*DO THIS*: Quote the records that follow in full, leaving the pictures out.

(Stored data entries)
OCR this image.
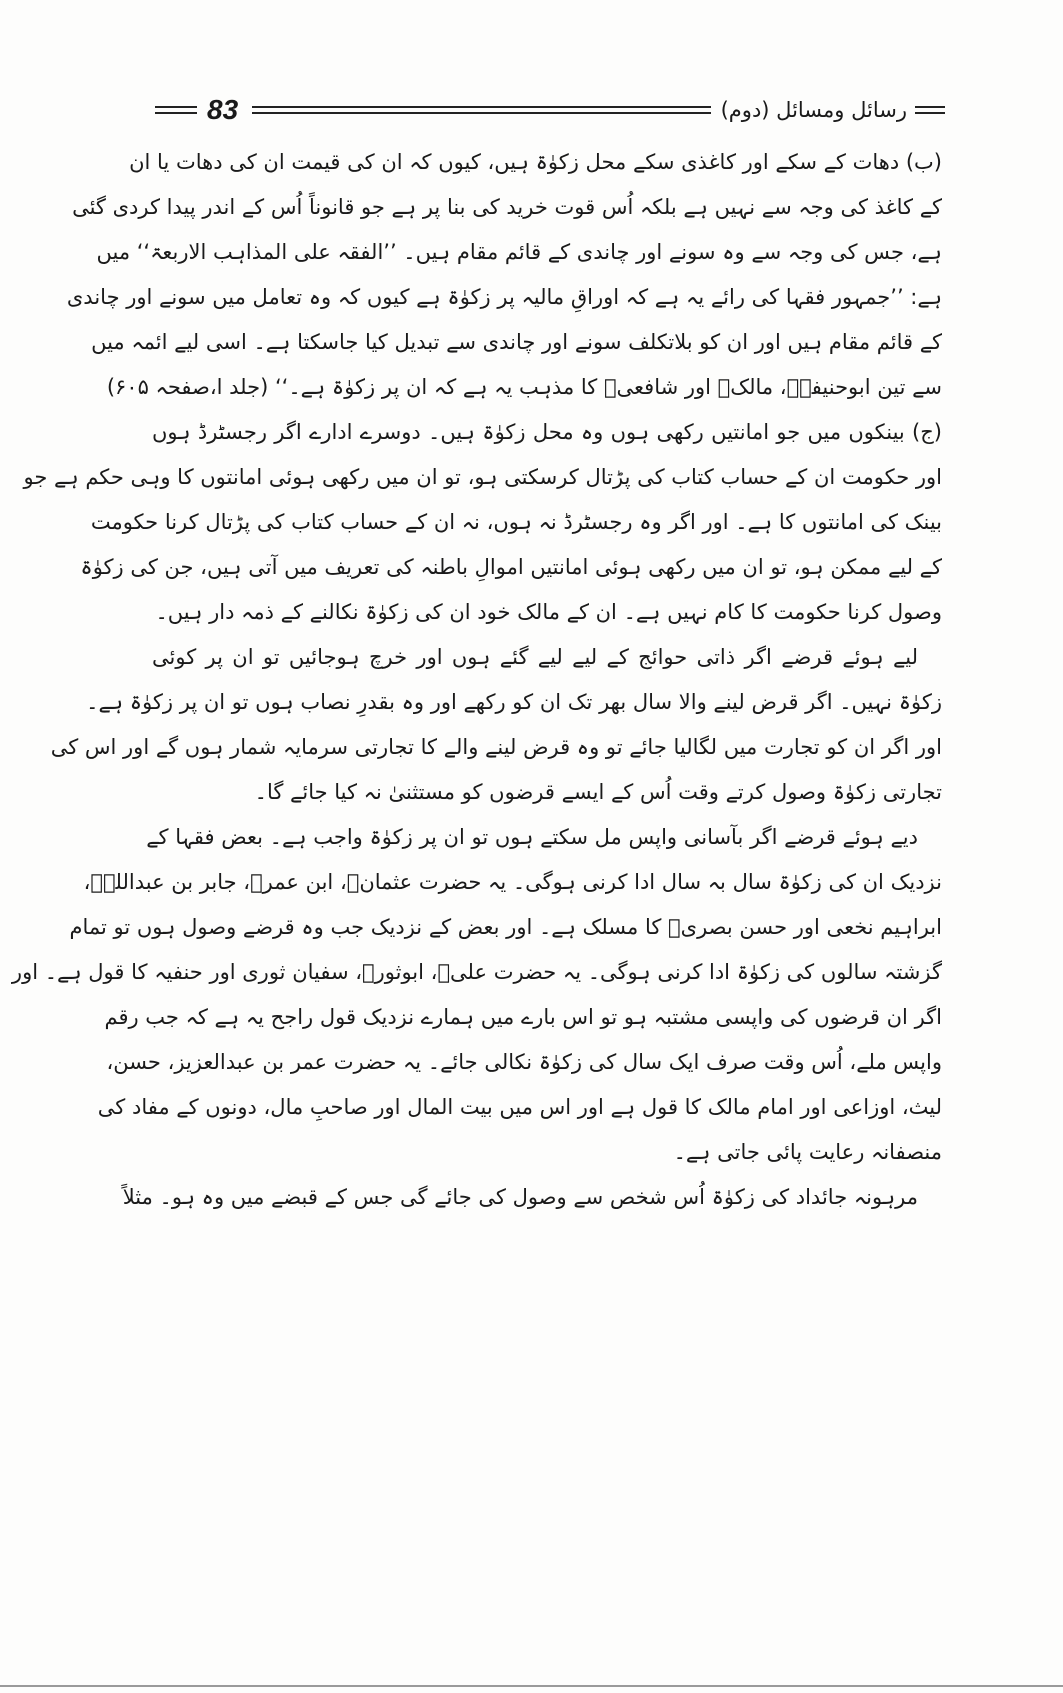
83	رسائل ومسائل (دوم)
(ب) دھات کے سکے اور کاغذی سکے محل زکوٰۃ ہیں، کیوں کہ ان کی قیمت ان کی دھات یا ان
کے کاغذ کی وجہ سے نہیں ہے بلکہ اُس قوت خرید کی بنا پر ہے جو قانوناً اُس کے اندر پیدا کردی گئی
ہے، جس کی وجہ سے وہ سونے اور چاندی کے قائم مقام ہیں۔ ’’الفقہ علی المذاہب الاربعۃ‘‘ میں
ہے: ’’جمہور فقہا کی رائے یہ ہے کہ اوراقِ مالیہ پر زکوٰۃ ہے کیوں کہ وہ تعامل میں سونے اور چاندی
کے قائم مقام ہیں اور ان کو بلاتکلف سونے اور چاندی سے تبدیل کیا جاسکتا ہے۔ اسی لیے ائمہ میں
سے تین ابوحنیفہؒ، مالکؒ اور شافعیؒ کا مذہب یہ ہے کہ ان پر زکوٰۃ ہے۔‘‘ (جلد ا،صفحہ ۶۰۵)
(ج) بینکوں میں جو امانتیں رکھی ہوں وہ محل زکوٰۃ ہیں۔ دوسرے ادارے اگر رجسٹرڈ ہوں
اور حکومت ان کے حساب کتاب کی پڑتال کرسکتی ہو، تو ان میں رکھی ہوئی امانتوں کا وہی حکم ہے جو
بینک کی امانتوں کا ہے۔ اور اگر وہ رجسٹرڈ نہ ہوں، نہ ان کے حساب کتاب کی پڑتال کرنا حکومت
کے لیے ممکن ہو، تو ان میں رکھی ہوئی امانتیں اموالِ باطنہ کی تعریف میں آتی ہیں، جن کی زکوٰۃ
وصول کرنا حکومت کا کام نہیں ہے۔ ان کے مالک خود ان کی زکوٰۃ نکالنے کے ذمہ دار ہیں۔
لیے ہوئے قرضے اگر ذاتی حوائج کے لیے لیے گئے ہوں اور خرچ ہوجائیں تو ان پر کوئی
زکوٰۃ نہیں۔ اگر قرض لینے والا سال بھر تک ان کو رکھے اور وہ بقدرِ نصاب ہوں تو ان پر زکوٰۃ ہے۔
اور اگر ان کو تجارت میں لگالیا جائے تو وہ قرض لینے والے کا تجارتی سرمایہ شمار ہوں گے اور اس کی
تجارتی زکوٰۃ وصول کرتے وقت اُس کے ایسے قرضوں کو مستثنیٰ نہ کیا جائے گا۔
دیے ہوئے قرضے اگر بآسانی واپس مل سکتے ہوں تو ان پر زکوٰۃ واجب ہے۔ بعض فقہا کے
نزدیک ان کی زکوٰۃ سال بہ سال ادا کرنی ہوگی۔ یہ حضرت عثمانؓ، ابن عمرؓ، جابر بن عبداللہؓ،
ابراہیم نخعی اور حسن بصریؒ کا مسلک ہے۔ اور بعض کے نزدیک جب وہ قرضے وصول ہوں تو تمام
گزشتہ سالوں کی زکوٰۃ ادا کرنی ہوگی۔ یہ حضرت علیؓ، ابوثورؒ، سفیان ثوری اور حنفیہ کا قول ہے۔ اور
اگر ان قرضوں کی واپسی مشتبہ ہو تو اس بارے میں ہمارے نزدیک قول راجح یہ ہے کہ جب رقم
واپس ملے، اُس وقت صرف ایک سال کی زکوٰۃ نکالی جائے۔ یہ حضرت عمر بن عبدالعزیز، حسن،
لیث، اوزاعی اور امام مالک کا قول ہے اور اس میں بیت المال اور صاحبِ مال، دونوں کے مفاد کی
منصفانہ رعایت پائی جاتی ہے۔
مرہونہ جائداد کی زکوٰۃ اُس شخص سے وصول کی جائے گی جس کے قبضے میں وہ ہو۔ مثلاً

*WORKED SOLUTION*:
OCR this image.
83	رسائل ومسائل (دوم)
(ب) دھات کے سکے اور کاغذی سکے محل زکوٰۃ ہیں، کیوں کہ ان کی قیمت ان کی دھات یا ان
کے کاغذ کی وجہ سے نہیں ہے بلکہ اُس قوت خرید کی بنا پر ہے جو قانوناً اُس کے اندر پیدا کردی گئی
ہے، جس کی وجہ سے وہ سونے اور چاندی کے قائم مقام ہیں۔ ’’الفقہ علی المذاہب الاربعۃ‘‘ میں
ہے: ’’جمہور فقہا کی رائے یہ ہے کہ اوراقِ مالیہ پر زکوٰۃ ہے کیوں کہ وہ تعامل میں سونے اور چاندی
کے قائم مقام ہیں اور ان کو بلاتکلف سونے اور چاندی سے تبدیل کیا جاسکتا ہے۔ اسی لیے ائمہ میں
سے تین ابوحنیفہؒ، مالکؒ اور شافعیؒ کا مذہب یہ ہے کہ ان پر زکوٰۃ ہے۔‘‘ (جلد ا،صفحہ ۶۰۵)
(ج) بینکوں میں جو امانتیں رکھی ہوں وہ محل زکوٰۃ ہیں۔ دوسرے ادارے اگر رجسٹرڈ ہوں
اور حکومت ان کے حساب کتاب کی پڑتال کرسکتی ہو، تو ان میں رکھی ہوئی امانتوں کا وہی حکم ہے جو
بینک کی امانتوں کا ہے۔ اور اگر وہ رجسٹرڈ نہ ہوں، نہ ان کے حساب کتاب کی پڑتال کرنا حکومت
کے لیے ممکن ہو، تو ان میں رکھی ہوئی امانتیں اموالِ باطنہ کی تعریف میں آتی ہیں، جن کی زکوٰۃ
وصول کرنا حکومت کا کام نہیں ہے۔ ان کے مالک خود ان کی زکوٰۃ نکالنے کے ذمہ دار ہیں۔
لیے ہوئے قرضے اگر ذاتی حوائج کے لیے لیے گئے ہوں اور خرچ ہوجائیں تو ان پر کوئی
زکوٰۃ نہیں۔ اگر قرض لینے والا سال بھر تک ان کو رکھے اور وہ بقدرِ نصاب ہوں تو ان پر زکوٰۃ ہے۔
اور اگر ان کو تجارت میں لگالیا جائے تو وہ قرض لینے والے کا تجارتی سرمایہ شمار ہوں گے اور اس کی
تجارتی زکوٰۃ وصول کرتے وقت اُس کے ایسے قرضوں کو مستثنیٰ نہ کیا جائے گا۔
دیے ہوئے قرضے اگر بآسانی واپس مل سکتے ہوں تو ان پر زکوٰۃ واجب ہے۔ بعض فقہا کے
نزدیک ان کی زکوٰۃ سال بہ سال ادا کرنی ہوگی۔ یہ حضرت عثمانؓ، ابن عمرؓ، جابر بن عبداللہؓ،
ابراہیم نخعی اور حسن بصریؒ کا مسلک ہے۔ اور بعض کے نزدیک جب وہ قرضے وصول ہوں تو تمام
گزشتہ سالوں کی زکوٰۃ ادا کرنی ہوگی۔ یہ حضرت علیؓ، ابوثورؒ، سفیان ثوری اور حنفیہ کا قول ہے۔ اور
اگر ان قرضوں کی واپسی مشتبہ ہو تو اس بارے میں ہمارے نزدیک قول راجح یہ ہے کہ جب رقم
واپس ملے، اُس وقت صرف ایک سال کی زکوٰۃ نکالی جائے۔ یہ حضرت عمر بن عبدالعزیز، حسن،
لیث، اوزاعی اور امام مالک کا قول ہے اور اس میں بیت المال اور صاحبِ مال، دونوں کے مفاد کی
منصفانہ رعایت پائی جاتی ہے۔
مرہونہ جائداد کی زکوٰۃ اُس شخص سے وصول کی جائے گی جس کے قبضے میں وہ ہو۔ مثلاً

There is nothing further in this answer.